Dataset items
## start

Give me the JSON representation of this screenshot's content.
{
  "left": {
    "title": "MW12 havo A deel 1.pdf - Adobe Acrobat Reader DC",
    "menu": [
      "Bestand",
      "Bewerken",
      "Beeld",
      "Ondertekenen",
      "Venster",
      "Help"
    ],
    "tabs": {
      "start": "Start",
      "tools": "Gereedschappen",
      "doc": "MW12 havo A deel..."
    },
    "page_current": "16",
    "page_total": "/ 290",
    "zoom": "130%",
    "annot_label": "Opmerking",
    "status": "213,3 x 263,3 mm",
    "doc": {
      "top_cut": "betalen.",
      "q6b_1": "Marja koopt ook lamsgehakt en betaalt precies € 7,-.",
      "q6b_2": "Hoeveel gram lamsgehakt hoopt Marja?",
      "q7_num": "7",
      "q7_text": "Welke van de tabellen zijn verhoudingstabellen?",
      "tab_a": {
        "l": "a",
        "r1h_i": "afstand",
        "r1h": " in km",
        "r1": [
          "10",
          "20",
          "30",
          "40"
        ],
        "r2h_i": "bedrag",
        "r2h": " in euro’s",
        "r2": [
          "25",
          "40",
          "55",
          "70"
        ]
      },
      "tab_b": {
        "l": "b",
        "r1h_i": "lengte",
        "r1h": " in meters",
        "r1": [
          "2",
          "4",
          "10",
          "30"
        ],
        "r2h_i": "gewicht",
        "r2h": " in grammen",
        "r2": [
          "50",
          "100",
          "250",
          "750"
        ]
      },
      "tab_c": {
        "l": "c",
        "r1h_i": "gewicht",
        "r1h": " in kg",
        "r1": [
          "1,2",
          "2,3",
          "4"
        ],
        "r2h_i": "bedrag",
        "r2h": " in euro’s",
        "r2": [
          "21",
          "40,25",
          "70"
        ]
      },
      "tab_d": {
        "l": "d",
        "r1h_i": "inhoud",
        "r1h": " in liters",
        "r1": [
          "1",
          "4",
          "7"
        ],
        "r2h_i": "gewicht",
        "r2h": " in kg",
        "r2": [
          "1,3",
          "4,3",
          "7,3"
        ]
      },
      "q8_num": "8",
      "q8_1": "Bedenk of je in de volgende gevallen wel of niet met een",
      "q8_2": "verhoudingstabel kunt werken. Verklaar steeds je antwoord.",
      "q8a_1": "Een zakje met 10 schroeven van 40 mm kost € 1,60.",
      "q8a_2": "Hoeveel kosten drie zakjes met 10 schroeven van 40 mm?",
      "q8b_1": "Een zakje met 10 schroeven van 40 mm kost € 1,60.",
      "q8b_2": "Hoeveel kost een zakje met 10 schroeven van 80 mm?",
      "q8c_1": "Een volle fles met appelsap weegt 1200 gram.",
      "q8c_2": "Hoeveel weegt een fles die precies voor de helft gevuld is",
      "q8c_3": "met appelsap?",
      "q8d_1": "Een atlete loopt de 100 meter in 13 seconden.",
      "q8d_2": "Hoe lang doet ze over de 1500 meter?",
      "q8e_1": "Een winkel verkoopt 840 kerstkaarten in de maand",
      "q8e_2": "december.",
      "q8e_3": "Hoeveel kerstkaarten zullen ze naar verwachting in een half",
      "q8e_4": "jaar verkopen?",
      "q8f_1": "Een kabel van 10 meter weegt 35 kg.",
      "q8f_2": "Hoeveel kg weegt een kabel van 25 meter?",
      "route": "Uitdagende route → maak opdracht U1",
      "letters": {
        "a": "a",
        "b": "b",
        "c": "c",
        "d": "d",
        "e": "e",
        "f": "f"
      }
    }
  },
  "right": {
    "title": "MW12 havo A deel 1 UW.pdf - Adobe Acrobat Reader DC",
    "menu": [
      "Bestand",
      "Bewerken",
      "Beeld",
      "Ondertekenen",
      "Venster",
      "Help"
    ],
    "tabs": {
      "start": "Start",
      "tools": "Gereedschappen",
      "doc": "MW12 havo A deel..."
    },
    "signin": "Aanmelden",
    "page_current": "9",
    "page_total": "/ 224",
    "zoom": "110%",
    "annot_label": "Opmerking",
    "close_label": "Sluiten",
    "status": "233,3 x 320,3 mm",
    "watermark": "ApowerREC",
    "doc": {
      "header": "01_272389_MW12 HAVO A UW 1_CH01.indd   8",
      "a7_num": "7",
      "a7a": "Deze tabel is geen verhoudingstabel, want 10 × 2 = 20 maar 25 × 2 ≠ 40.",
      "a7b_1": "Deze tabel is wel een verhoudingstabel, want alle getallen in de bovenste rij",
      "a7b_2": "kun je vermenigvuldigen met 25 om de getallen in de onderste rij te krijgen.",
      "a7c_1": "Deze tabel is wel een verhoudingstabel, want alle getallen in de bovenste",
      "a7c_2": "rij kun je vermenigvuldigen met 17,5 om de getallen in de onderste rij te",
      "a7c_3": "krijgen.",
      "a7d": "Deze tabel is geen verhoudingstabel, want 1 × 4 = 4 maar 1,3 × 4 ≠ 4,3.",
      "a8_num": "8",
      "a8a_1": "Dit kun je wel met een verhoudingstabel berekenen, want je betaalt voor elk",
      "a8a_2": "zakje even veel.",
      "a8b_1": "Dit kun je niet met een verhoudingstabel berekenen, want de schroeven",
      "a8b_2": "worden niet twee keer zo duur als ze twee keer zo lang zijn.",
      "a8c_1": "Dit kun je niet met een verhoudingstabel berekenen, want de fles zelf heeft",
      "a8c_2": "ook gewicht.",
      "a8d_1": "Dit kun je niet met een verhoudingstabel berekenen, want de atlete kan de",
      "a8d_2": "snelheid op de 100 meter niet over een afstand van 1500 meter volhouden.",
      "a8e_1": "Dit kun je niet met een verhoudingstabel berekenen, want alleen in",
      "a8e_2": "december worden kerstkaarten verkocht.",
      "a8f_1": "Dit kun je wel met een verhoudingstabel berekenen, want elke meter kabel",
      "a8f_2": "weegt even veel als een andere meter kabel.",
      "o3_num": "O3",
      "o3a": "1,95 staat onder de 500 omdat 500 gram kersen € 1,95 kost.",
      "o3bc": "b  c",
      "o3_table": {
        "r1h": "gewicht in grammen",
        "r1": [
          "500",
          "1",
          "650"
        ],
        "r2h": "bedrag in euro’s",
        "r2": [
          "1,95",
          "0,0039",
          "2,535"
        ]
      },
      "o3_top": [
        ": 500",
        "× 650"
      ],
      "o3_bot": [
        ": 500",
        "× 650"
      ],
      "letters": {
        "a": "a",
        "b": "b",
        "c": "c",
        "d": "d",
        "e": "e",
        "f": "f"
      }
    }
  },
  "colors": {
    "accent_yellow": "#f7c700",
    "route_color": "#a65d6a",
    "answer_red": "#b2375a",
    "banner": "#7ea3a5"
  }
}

## end

### [Given task]
Copy out each line of the data where the string "lamsgehakt" appears.

### [Response to the task]
      "q6b_1": "Marja koopt ook lamsgehakt en betaalt precies € 7,-.",
      "q6b_2": "Hoeveel gram lamsgehakt hoopt Marja?",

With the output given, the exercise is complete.